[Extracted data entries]
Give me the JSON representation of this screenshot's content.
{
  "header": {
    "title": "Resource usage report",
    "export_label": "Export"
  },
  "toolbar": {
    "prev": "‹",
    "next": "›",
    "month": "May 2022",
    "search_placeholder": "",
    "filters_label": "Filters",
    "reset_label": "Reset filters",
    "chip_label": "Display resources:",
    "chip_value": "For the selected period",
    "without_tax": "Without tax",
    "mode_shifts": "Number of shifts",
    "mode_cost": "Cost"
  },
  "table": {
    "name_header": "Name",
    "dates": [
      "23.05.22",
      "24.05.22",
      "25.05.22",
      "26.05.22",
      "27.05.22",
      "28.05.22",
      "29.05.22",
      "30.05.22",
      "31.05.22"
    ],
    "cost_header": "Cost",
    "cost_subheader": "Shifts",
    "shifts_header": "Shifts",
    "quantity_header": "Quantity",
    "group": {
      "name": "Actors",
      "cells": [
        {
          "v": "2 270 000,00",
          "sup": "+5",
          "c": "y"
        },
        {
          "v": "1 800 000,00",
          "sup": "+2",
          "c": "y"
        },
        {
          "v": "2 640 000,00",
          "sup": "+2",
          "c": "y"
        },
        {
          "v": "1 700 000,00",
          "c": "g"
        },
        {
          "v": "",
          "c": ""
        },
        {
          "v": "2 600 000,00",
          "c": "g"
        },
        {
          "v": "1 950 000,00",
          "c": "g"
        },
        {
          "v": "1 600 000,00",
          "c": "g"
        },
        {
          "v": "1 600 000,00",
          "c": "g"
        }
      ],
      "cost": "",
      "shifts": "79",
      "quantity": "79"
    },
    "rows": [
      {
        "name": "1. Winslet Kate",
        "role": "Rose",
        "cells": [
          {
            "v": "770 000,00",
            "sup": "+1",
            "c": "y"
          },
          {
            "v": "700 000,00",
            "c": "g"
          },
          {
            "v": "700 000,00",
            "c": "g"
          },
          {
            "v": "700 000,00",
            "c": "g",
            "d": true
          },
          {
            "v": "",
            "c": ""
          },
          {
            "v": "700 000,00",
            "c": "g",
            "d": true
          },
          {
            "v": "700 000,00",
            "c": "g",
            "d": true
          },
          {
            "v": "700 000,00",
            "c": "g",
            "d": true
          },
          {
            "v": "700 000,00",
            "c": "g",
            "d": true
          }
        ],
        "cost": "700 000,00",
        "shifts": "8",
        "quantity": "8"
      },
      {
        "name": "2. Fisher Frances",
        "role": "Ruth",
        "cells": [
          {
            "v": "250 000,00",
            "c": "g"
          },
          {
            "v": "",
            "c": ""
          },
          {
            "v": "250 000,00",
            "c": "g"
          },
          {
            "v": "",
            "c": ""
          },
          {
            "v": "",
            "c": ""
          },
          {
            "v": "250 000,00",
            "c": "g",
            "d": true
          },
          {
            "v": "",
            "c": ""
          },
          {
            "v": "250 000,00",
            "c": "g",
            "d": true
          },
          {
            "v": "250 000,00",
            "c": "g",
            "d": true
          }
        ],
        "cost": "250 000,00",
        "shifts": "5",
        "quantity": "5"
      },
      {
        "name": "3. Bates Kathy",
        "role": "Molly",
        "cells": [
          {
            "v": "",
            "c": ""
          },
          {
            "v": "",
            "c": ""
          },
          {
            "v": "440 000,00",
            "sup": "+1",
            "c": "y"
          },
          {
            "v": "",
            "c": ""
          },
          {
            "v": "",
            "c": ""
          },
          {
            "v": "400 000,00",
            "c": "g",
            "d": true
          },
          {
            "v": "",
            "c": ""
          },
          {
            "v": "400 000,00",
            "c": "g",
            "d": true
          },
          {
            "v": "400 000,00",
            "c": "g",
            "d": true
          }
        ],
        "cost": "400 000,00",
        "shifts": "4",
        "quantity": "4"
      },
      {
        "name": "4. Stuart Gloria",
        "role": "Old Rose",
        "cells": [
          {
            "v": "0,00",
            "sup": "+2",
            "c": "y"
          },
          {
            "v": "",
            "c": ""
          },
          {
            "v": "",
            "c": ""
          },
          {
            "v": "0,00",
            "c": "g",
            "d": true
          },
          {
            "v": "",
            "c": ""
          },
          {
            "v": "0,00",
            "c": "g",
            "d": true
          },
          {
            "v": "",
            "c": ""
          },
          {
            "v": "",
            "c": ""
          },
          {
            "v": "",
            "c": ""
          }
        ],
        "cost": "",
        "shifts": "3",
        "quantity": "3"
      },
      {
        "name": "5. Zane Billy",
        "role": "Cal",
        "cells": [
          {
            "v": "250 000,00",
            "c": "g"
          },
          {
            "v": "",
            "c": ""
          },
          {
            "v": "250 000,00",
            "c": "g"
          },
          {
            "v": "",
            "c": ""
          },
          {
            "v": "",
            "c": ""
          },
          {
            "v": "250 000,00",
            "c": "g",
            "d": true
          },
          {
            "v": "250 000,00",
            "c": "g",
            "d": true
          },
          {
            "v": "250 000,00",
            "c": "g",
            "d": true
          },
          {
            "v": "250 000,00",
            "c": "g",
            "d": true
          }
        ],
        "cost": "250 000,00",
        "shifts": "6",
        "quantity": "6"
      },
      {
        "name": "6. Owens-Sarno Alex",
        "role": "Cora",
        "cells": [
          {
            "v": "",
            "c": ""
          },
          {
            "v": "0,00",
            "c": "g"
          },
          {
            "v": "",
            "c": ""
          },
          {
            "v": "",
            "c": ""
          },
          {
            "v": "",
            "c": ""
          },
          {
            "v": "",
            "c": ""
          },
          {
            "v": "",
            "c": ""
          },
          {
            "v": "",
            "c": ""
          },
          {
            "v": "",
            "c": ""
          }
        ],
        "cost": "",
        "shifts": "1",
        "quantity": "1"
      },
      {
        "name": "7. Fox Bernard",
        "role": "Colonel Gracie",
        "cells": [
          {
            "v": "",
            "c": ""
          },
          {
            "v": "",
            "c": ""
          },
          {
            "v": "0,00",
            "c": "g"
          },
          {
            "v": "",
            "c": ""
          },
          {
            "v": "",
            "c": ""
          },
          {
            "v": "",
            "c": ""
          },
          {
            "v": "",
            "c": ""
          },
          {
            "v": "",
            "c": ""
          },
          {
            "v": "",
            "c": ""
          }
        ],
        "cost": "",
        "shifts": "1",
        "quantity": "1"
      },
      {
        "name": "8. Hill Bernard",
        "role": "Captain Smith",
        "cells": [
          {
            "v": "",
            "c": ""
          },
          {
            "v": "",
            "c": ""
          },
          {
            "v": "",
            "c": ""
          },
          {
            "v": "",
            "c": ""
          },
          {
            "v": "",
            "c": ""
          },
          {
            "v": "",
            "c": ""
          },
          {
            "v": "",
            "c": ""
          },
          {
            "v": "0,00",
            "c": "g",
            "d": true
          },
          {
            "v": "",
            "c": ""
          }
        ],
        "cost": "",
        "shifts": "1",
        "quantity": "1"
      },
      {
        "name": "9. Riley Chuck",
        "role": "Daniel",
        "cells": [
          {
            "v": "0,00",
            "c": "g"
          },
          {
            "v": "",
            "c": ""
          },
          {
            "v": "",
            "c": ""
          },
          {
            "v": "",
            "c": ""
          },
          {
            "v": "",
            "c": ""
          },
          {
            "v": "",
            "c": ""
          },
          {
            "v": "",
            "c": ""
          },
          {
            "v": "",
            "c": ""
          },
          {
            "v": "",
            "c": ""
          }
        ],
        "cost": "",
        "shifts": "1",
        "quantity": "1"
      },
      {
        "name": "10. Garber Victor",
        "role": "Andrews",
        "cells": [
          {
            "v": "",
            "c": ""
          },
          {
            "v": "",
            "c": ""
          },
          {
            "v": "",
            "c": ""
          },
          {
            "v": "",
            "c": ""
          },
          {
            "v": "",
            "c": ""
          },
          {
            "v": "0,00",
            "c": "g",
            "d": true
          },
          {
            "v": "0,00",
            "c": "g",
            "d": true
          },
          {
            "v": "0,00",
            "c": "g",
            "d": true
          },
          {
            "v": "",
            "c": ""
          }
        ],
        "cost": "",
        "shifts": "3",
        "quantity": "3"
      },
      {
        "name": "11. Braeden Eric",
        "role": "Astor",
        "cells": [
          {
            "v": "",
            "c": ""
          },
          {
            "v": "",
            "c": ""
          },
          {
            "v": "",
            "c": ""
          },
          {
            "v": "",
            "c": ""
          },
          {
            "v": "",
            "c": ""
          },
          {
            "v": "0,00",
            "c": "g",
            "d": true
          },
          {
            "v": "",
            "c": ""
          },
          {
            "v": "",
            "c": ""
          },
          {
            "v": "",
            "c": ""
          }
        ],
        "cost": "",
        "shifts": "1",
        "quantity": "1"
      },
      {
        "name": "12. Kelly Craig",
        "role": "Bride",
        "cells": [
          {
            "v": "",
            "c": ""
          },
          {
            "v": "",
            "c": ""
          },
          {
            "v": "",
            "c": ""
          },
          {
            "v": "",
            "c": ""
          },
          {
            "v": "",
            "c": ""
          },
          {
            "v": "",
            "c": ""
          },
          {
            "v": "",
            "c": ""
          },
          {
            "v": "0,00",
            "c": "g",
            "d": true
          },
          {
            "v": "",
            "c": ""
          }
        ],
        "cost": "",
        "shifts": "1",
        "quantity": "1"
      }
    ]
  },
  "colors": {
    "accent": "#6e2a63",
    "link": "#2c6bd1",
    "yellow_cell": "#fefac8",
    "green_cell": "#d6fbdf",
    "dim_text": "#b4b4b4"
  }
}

# Given instruction
Where a line holds "role", copy it out.

# Reply
        "role": "Rose",
        "role": "Ruth",
        "role": "Molly",
        "role": "Old Rose",
        "role": "Cal",
        "role": "Cora",
        "role": "Colonel Gracie",
        "role": "Captain Smith",
        "role": "Daniel",
        "role": "Andrews",
        "role": "Astor",
        "role": "Bride",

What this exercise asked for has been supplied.